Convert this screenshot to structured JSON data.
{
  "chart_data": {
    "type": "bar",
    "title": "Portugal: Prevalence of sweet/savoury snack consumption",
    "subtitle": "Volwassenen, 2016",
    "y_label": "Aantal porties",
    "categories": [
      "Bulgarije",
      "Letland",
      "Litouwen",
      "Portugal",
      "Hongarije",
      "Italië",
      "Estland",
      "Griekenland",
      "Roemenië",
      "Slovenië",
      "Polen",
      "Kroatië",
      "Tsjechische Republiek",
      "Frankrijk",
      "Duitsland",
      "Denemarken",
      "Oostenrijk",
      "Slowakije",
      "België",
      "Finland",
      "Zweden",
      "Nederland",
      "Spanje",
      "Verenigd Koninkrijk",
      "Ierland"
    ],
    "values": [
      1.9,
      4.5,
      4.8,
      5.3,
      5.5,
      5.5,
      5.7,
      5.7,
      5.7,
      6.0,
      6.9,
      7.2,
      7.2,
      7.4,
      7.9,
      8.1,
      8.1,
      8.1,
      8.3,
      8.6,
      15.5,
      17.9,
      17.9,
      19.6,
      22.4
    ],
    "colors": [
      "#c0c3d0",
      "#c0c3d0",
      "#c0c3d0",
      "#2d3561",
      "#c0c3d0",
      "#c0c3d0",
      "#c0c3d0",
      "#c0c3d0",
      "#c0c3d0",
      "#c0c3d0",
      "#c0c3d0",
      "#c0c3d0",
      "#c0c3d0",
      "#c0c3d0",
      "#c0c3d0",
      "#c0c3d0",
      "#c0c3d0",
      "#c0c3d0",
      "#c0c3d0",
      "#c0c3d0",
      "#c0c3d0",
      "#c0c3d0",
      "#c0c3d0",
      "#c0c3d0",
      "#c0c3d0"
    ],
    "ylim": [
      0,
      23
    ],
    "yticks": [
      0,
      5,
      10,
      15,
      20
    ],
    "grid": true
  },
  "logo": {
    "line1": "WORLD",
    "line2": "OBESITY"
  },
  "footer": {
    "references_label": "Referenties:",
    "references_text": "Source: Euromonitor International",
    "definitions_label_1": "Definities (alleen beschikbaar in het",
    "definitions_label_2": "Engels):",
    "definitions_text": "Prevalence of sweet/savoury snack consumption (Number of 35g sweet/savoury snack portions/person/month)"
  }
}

################

GIVEN REQUEST: Copy all lines from the material that include "savoury".

PROBLEM SOLUTION:
    "title": "Portugal: Prevalence of sweet/savoury snack consumption",
    "definitions_text": "Prevalence of sweet/savoury snack consumption (Number of 35g sweet/savoury snack portions/person/month)"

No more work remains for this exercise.